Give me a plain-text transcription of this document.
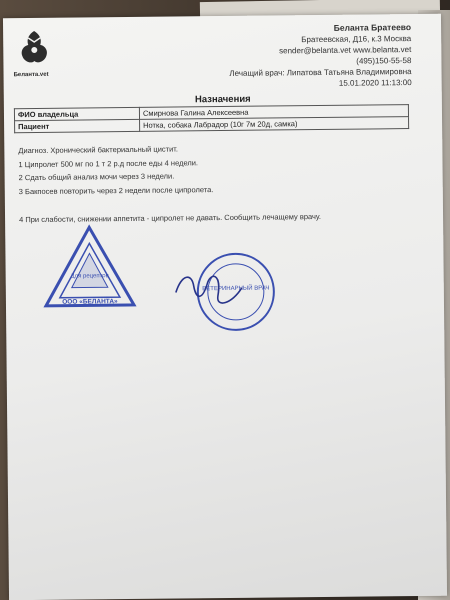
Беланта.vet
Беланта Братеево
Братеевская, Д16, к.3 Москва
sender@belanta.vet www.belanta.vet
(495)150-55-58
Лечащий врач: Липатова Татьяна Владимировна
15.01.2020 11:13:00
Назначения
ФИО владельца	Смирнова Галина Алексеевна
Пациент	Нотка, собака Лабрадор (10г 7м 20д, самка)
Диагноз. Хронический бактериальный цистит.
1 Ципролет 500 мг по 1 т 2 р.д после еды 4 недели.
2 Сдать общий анализ мочи через 3 недели.
3 Бакпосев повторить через 2 недели после ципролета.
4 При слабости, снижении аппетита - ципролет не давать. Сообщить лечащему врачу.
Для рецептов
ООО «БЕЛАНТА»
ВЕТЕРИНАРНЫЙ ВРАЧ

※ ※ ※

- [What is required] Would you set down the listing exactly, omitting pictures?

- [Written solution]
Give me a plain-text transcription of this document.
Беланта.vet
Беланта Братеево
Братеевская, Д16, к.3 Москва
sender@belanta.vet www.belanta.vet
(495)150-55-58
Лечащий врач: Липатова Татьяна Владимировна
15.01.2020 11:13:00
Назначения
ФИО владельца	Смирнова Галина Алексеевна
Пациент	Нотка, собака Лабрадор (10г 7м 20д, самка)
Диагноз. Хронический бактериальный цистит.
1 Ципролет 500 мг по 1 т 2 р.д после еды 4 недели.
2 Сдать общий анализ мочи через 3 недели.
3 Бакпосев повторить через 2 недели после ципролета.
4 При слабости, снижении аппетита - ципролет не давать. Сообщить лечащему врачу.
Для рецептов
ООО «БЕЛАНТА»
ВЕТЕРИНАРНЫЙ ВРАЧ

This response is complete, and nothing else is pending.